TASK
Your task is to write out the complete listing exactly as it is shown.

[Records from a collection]
** BEGIN **

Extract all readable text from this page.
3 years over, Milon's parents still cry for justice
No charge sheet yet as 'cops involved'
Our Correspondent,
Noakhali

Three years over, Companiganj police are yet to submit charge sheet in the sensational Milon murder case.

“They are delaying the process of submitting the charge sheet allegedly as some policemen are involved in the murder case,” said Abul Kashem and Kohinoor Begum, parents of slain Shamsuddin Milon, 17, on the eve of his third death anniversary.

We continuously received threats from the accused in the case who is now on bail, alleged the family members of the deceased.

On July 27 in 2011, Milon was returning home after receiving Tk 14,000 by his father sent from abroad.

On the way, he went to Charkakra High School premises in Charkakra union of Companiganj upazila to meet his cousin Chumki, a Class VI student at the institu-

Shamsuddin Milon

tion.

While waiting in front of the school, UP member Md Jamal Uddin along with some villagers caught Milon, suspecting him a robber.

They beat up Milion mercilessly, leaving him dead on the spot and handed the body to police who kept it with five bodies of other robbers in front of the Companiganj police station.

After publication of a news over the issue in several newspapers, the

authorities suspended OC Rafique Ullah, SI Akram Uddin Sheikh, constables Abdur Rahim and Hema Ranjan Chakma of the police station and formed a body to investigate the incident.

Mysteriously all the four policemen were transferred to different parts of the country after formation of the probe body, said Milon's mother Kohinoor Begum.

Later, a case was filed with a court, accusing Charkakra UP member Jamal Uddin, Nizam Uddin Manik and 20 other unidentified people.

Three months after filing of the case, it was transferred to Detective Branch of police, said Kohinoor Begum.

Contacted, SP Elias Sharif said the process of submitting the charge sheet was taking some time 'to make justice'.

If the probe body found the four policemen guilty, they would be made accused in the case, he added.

** END **

EXERCISE ANSWER
Extract all readable text from this page.
3 years over, Milon's parents still cry for justice
No charge sheet yet as 'cops involved'
Our Correspondent,
Noakhali

Three years over, Companiganj police are yet to submit charge sheet in the sensational Milon murder case.

“They are delaying the process of submitting the charge sheet allegedly as some policemen are involved in the murder case,” said Abul Kashem and Kohinoor Begum, parents of slain Shamsuddin Milon, 17, on the eve of his third death anniversary.

We continuously received threats from the accused in the case who is now on bail, alleged the family members of the deceased.

On July 27 in 2011, Milon was returning home after receiving Tk 14,000 by his father sent from abroad.

On the way, he went to Charkakra High School premises in Charkakra union of Companiganj upazila to meet his cousin Chumki, a Class VI student at the institu-

Shamsuddin Milon

tion.

While waiting in front of the school, UP member Md Jamal Uddin along with some villagers caught Milon, suspecting him a robber.

They beat up Milion mercilessly, leaving him dead on the spot and handed the body to police who kept it with five bodies of other robbers in front of the Companiganj police station.

After publication of a news over the issue in several newspapers, the

authorities suspended OC Rafique Ullah, SI Akram Uddin Sheikh, constables Abdur Rahim and Hema Ranjan Chakma of the police station and formed a body to investigate the incident.

Mysteriously all the four policemen were transferred to different parts of the country after formation of the probe body, said Milon's mother Kohinoor Begum.

Later, a case was filed with a court, accusing Charkakra UP member Jamal Uddin, Nizam Uddin Manik and 20 other unidentified people.

Three months after filing of the case, it was transferred to Detective Branch of police, said Kohinoor Begum.

Contacted, SP Elias Sharif said the process of submitting the charge sheet was taking some time 'to make justice'.

If the probe body found the four policemen guilty, they would be made accused in the case, he added.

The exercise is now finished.